DIRECTIVE » Lines that hold the word "included" should be located and copied.

[Rows from a figure dataset]
# # # # # # #

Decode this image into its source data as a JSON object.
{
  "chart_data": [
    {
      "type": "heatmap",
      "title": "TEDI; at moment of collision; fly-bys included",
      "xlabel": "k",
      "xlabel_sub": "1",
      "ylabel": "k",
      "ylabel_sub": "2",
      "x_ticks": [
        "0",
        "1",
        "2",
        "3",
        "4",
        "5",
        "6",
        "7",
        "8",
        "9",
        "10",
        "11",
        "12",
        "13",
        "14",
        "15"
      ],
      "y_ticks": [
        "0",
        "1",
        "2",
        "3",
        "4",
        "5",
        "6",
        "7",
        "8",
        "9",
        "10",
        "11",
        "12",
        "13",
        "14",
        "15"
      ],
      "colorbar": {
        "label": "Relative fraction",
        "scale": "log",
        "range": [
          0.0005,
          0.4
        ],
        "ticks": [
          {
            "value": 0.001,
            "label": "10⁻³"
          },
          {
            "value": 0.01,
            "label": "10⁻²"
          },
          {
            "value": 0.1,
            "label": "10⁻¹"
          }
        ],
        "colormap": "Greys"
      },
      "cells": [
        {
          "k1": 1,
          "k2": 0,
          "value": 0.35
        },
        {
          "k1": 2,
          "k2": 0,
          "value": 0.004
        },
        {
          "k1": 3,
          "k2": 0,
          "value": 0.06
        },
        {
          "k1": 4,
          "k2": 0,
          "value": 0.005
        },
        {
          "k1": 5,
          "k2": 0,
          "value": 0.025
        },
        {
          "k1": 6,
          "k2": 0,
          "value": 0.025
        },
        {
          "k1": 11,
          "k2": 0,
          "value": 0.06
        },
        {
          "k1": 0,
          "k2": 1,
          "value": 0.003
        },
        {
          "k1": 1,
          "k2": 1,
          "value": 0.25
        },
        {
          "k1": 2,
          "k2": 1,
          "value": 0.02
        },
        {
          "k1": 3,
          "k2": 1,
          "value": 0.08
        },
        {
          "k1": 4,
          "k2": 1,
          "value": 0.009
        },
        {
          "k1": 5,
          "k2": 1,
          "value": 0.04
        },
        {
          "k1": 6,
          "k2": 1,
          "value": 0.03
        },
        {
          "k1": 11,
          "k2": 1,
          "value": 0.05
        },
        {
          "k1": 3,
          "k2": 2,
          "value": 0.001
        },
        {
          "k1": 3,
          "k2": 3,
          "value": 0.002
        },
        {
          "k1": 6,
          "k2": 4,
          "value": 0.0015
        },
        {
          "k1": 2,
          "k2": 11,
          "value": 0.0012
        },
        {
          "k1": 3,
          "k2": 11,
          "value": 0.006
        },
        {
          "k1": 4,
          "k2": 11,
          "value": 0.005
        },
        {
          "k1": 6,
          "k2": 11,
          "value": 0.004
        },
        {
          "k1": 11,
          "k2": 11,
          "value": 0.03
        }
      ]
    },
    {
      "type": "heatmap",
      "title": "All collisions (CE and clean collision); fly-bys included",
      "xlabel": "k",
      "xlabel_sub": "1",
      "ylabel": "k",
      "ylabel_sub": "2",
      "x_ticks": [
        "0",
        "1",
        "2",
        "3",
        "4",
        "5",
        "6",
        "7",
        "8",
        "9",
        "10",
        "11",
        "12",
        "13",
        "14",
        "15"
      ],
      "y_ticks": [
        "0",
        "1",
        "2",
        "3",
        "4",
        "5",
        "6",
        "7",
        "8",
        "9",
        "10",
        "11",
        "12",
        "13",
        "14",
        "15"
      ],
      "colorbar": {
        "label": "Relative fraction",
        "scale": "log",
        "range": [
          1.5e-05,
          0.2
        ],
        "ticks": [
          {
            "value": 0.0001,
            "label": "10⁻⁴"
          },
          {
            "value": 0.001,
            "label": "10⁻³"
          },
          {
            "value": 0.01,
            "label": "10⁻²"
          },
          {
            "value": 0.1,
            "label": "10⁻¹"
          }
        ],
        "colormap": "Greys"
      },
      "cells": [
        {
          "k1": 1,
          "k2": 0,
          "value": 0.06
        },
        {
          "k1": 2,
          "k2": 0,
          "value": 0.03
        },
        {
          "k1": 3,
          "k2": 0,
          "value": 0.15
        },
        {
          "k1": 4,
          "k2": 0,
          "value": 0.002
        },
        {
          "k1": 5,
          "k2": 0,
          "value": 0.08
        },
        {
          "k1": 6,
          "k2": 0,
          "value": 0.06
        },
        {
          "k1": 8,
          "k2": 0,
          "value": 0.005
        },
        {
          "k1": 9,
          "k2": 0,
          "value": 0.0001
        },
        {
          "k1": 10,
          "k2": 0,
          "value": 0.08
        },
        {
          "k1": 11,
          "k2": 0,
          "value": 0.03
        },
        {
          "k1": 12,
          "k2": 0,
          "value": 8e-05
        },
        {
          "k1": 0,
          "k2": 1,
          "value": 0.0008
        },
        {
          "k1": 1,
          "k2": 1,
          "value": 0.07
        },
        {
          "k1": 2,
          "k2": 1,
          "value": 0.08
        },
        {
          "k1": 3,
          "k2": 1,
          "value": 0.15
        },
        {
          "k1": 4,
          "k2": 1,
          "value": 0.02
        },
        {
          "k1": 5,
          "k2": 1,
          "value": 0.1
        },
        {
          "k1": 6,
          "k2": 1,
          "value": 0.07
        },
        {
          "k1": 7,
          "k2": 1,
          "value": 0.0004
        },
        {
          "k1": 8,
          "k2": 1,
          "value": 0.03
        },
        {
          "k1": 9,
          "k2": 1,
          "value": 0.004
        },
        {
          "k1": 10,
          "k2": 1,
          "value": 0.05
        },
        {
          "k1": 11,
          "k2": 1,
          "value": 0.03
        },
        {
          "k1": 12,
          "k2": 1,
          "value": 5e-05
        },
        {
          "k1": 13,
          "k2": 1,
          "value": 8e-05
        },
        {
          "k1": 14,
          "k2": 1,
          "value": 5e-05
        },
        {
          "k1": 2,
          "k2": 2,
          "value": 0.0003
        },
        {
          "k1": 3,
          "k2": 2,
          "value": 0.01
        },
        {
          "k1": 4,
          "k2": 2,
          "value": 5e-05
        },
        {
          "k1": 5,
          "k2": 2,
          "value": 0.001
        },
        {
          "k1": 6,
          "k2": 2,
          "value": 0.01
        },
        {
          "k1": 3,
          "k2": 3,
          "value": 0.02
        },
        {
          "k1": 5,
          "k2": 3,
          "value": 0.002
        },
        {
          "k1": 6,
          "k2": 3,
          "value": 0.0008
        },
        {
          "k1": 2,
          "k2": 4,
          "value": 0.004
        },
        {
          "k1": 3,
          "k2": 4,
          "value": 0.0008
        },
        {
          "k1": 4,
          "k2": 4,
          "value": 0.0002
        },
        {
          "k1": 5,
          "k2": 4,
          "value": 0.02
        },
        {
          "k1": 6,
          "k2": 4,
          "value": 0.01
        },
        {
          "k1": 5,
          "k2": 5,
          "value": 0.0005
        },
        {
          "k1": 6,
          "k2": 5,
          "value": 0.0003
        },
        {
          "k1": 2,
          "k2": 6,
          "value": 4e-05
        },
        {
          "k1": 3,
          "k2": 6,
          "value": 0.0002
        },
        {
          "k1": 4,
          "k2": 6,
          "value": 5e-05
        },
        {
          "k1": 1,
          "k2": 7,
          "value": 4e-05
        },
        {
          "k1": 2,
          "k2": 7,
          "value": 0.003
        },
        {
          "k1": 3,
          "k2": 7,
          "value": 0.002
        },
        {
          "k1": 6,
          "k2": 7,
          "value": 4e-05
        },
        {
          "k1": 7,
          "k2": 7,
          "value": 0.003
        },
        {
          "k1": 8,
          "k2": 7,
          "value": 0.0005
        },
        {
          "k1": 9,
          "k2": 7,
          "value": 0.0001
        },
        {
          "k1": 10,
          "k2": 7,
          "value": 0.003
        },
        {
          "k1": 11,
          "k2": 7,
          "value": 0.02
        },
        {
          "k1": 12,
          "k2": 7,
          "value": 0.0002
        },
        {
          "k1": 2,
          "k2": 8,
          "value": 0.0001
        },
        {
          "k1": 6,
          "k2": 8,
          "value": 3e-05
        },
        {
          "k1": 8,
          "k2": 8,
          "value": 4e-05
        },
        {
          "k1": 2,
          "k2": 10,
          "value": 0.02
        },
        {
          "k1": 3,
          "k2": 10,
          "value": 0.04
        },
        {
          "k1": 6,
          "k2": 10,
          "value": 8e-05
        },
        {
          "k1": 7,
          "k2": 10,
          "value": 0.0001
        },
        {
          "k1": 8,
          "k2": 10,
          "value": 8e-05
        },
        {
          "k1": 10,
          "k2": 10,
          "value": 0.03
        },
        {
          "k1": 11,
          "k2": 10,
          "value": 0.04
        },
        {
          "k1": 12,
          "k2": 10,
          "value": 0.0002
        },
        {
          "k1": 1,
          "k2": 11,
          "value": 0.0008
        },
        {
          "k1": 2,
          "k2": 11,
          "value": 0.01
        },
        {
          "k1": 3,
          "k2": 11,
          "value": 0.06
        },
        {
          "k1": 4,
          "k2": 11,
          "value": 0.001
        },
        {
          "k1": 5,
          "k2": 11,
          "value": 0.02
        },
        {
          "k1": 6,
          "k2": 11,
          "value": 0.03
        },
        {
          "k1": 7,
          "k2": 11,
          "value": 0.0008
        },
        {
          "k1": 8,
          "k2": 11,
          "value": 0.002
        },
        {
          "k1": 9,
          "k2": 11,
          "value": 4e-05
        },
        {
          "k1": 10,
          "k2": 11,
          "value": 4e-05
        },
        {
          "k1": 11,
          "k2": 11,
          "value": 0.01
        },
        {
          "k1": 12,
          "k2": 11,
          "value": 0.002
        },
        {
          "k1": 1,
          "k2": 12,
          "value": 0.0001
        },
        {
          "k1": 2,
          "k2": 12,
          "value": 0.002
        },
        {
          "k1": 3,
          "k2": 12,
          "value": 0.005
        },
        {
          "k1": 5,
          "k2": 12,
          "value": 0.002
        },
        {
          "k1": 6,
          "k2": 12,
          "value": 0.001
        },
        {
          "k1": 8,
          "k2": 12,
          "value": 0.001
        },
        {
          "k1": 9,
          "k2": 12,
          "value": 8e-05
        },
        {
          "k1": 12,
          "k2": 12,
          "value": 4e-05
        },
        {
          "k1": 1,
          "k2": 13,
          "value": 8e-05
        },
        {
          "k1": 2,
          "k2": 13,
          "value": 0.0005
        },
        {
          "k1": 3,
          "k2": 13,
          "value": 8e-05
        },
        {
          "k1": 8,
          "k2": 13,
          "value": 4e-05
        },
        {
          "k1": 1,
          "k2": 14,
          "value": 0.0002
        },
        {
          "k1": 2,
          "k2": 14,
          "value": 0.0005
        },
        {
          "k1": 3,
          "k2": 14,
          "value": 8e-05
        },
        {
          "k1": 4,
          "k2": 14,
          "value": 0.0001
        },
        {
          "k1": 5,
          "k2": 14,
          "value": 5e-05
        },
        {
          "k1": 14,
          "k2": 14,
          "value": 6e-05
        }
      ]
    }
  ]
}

# # # # # # #

ANSWER BELOW »
      "title": "TEDI; at moment of collision; fly-bys included",
      "title": "All collisions (CE and clean collision); fly-bys included",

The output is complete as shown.